-- begin --
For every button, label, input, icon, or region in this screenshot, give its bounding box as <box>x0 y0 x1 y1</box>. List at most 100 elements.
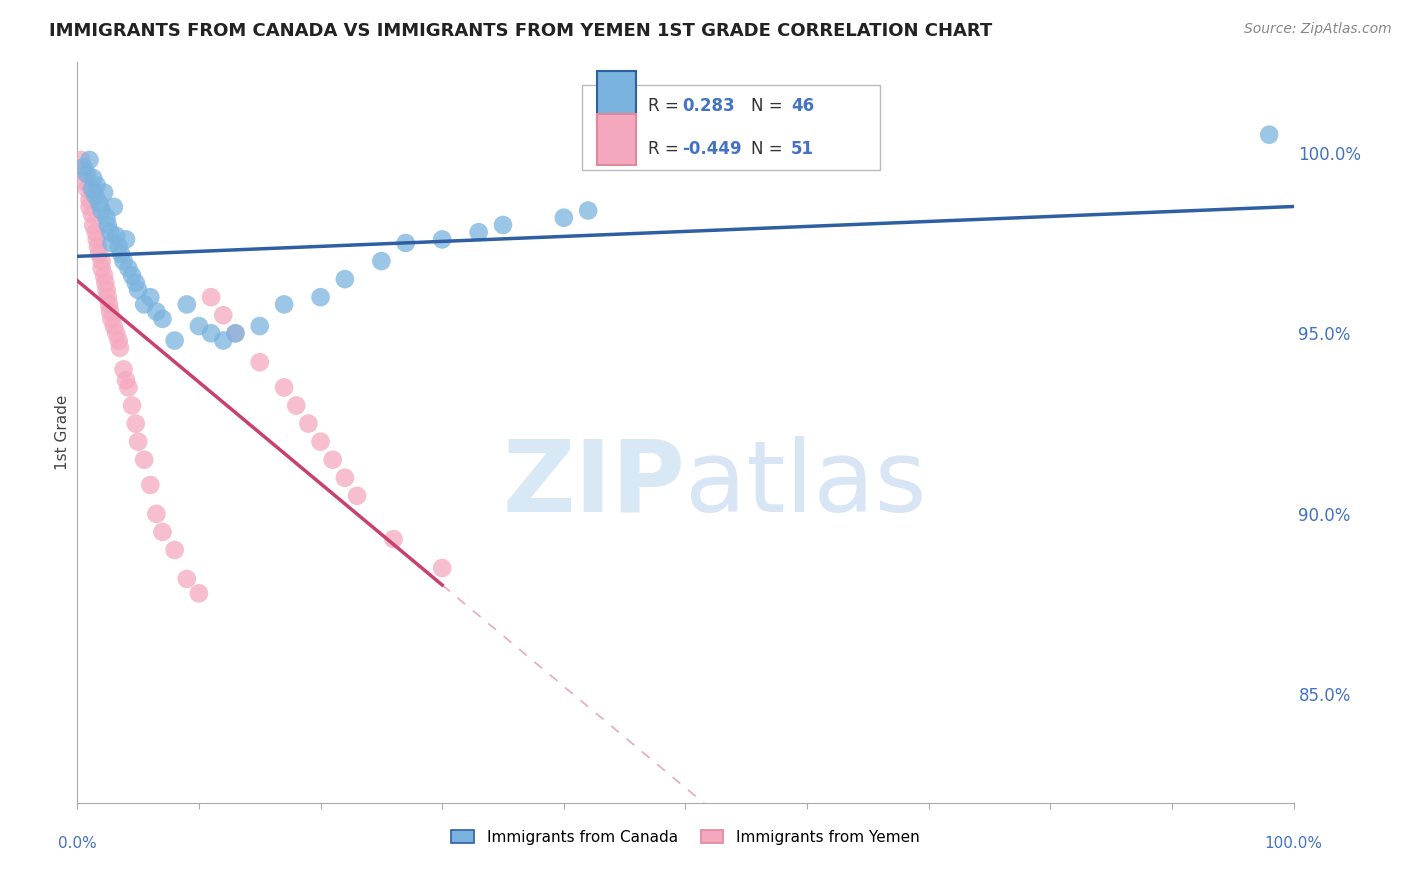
Point <box>100 311 122 326</box>
Point <box>86 232 108 246</box>
Text: IMMIGRANTS FROM CANADA VS IMMIGRANTS FROM YEMEN 1ST GRADE CORRELATION CHART: IMMIGRANTS FROM CANADA VS IMMIGRANTS FRO… <box>49 22 993 40</box>
Point <box>98 304 121 318</box>
Point <box>152 524 174 539</box>
Point <box>84 225 107 239</box>
Point <box>79 193 101 207</box>
Point <box>188 319 211 334</box>
Point <box>370 254 392 268</box>
Point <box>212 334 235 348</box>
Point <box>322 452 344 467</box>
Point <box>121 268 143 283</box>
Point <box>176 572 198 586</box>
Point <box>152 311 174 326</box>
Text: ZIP: ZIP <box>502 436 686 533</box>
Point <box>93 268 115 283</box>
Point <box>134 452 156 467</box>
Point <box>87 239 110 253</box>
Point <box>90 203 112 218</box>
Text: N =: N = <box>751 139 787 158</box>
Point <box>96 283 118 297</box>
Point <box>382 532 405 546</box>
Point <box>76 182 98 196</box>
Point <box>163 334 186 348</box>
Point <box>467 225 489 239</box>
Legend: Immigrants from Canada, Immigrants from Yemen: Immigrants from Canada, Immigrants from … <box>446 823 925 851</box>
Point <box>121 399 143 413</box>
Point <box>145 507 167 521</box>
Point <box>112 362 135 376</box>
Point <box>145 304 167 318</box>
FancyBboxPatch shape <box>596 113 636 165</box>
Point <box>90 254 112 268</box>
Point <box>200 290 222 304</box>
Point <box>430 561 453 575</box>
Point <box>103 200 125 214</box>
Point <box>309 434 332 449</box>
Point <box>105 228 128 243</box>
Point <box>285 399 308 413</box>
Point <box>90 261 112 276</box>
Text: 46: 46 <box>792 97 814 115</box>
Point <box>84 189 107 203</box>
Point <box>115 373 138 387</box>
Text: 0.0%: 0.0% <box>58 836 97 851</box>
Point <box>89 247 111 261</box>
Point <box>188 586 211 600</box>
Point <box>553 211 575 225</box>
Point <box>163 543 186 558</box>
Point <box>212 308 235 322</box>
Point <box>249 319 271 334</box>
Point <box>72 163 94 178</box>
Point <box>224 326 246 341</box>
Point <box>80 182 103 196</box>
Point <box>110 247 132 261</box>
FancyBboxPatch shape <box>596 71 636 123</box>
Point <box>134 297 156 311</box>
Point <box>112 254 135 268</box>
Point <box>79 153 101 167</box>
Point <box>125 276 148 290</box>
Point <box>89 196 111 211</box>
Point <box>107 239 129 253</box>
Point <box>97 297 120 311</box>
Point <box>82 218 104 232</box>
Point <box>103 319 125 334</box>
Point <box>224 326 246 341</box>
Point <box>94 276 117 290</box>
Text: R =: R = <box>648 97 683 115</box>
Point <box>249 355 271 369</box>
Point <box>139 290 162 304</box>
Text: R =: R = <box>648 139 683 158</box>
Point <box>97 218 120 232</box>
Point <box>576 203 599 218</box>
Point <box>115 232 138 246</box>
Point <box>309 290 332 304</box>
Point <box>98 225 121 239</box>
Text: Source: ZipAtlas.com: Source: ZipAtlas.com <box>1244 22 1392 37</box>
Point <box>125 417 148 431</box>
Point <box>346 489 368 503</box>
Point <box>127 434 149 449</box>
Point <box>395 235 418 250</box>
Text: 100.0%: 100.0% <box>1264 836 1323 851</box>
Point <box>333 471 356 485</box>
Point <box>72 160 94 174</box>
Y-axis label: 1st Grade: 1st Grade <box>55 395 70 470</box>
Text: N =: N = <box>751 97 787 115</box>
Point <box>70 153 93 167</box>
Point <box>93 186 115 200</box>
Point <box>76 168 98 182</box>
Text: atlas: atlas <box>686 436 927 533</box>
Point <box>297 417 319 431</box>
Point <box>139 478 162 492</box>
Point <box>492 218 515 232</box>
Point <box>86 178 108 193</box>
FancyBboxPatch shape <box>582 85 880 169</box>
Point <box>82 171 104 186</box>
Point <box>105 326 128 341</box>
Point <box>117 380 139 394</box>
Point <box>97 290 120 304</box>
Point <box>79 200 101 214</box>
Point <box>100 235 122 250</box>
Point <box>176 297 198 311</box>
-- end --
» **WHAT THE TASK REQUIRES**
Copy out the lines above word for word, leaving out the pictures.

» **THE ANSWER**
For every button, label, input, icon, or region in this screenshot, give its bounding box as <box>x0 y0 x1 y1</box>. List at most 100 elements.
Point <box>100 311 122 326</box>
Point <box>86 232 108 246</box>
Text: IMMIGRANTS FROM CANADA VS IMMIGRANTS FROM YEMEN 1ST GRADE CORRELATION CHART: IMMIGRANTS FROM CANADA VS IMMIGRANTS FRO… <box>49 22 993 40</box>
Point <box>98 304 121 318</box>
Point <box>152 524 174 539</box>
Point <box>84 225 107 239</box>
Point <box>79 193 101 207</box>
Point <box>188 319 211 334</box>
Point <box>370 254 392 268</box>
Point <box>212 334 235 348</box>
Point <box>322 452 344 467</box>
Point <box>121 268 143 283</box>
Point <box>176 572 198 586</box>
Point <box>152 311 174 326</box>
Text: ZIP: ZIP <box>502 436 686 533</box>
Point <box>93 268 115 283</box>
Point <box>134 452 156 467</box>
Point <box>87 239 110 253</box>
Point <box>90 203 112 218</box>
Text: N =: N = <box>751 139 787 158</box>
Point <box>96 283 118 297</box>
Point <box>382 532 405 546</box>
Point <box>76 182 98 196</box>
Point <box>163 334 186 348</box>
Point <box>467 225 489 239</box>
Legend: Immigrants from Canada, Immigrants from Yemen: Immigrants from Canada, Immigrants from … <box>446 823 925 851</box>
Point <box>121 399 143 413</box>
Point <box>145 507 167 521</box>
Point <box>112 362 135 376</box>
Point <box>145 304 167 318</box>
FancyBboxPatch shape <box>596 113 636 165</box>
Point <box>90 254 112 268</box>
Point <box>200 290 222 304</box>
Point <box>430 561 453 575</box>
Point <box>103 200 125 214</box>
Point <box>309 434 332 449</box>
Point <box>105 228 128 243</box>
Point <box>285 399 308 413</box>
Point <box>90 261 112 276</box>
Text: 46: 46 <box>792 97 814 115</box>
Point <box>84 189 107 203</box>
Point <box>115 373 138 387</box>
Text: 0.0%: 0.0% <box>58 836 97 851</box>
Point <box>89 247 111 261</box>
Point <box>188 586 211 600</box>
Point <box>553 211 575 225</box>
Point <box>163 543 186 558</box>
Point <box>212 308 235 322</box>
Point <box>249 319 271 334</box>
Point <box>72 163 94 178</box>
Point <box>224 326 246 341</box>
Point <box>80 182 103 196</box>
Point <box>110 247 132 261</box>
FancyBboxPatch shape <box>596 71 636 123</box>
Point <box>134 297 156 311</box>
Point <box>112 254 135 268</box>
Point <box>79 153 101 167</box>
Point <box>125 276 148 290</box>
Point <box>89 196 111 211</box>
Point <box>107 239 129 253</box>
Point <box>97 297 120 311</box>
Point <box>82 218 104 232</box>
Point <box>103 319 125 334</box>
Point <box>224 326 246 341</box>
Point <box>94 276 117 290</box>
Text: R =: R = <box>648 97 683 115</box>
Point <box>249 355 271 369</box>
Point <box>139 290 162 304</box>
Text: R =: R = <box>648 139 683 158</box>
Point <box>97 218 120 232</box>
Point <box>576 203 599 218</box>
Point <box>115 232 138 246</box>
Point <box>309 290 332 304</box>
Point <box>98 225 121 239</box>
Text: Source: ZipAtlas.com: Source: ZipAtlas.com <box>1244 22 1392 37</box>
Point <box>125 417 148 431</box>
Point <box>346 489 368 503</box>
Point <box>127 434 149 449</box>
Point <box>395 235 418 250</box>
Text: 100.0%: 100.0% <box>1264 836 1323 851</box>
Point <box>333 471 356 485</box>
Point <box>72 160 94 174</box>
Y-axis label: 1st Grade: 1st Grade <box>55 395 70 470</box>
Text: N =: N = <box>751 97 787 115</box>
Point <box>70 153 93 167</box>
Point <box>93 186 115 200</box>
Point <box>76 168 98 182</box>
Text: atlas: atlas <box>686 436 927 533</box>
Point <box>297 417 319 431</box>
Point <box>139 478 162 492</box>
Point <box>492 218 515 232</box>
Point <box>86 178 108 193</box>
FancyBboxPatch shape <box>582 85 880 169</box>
Point <box>82 171 104 186</box>
Point <box>105 326 128 341</box>
Point <box>117 380 139 394</box>
Point <box>97 290 120 304</box>
Point <box>79 200 101 214</box>
Point <box>100 235 122 250</box>
Point <box>176 297 198 311</box>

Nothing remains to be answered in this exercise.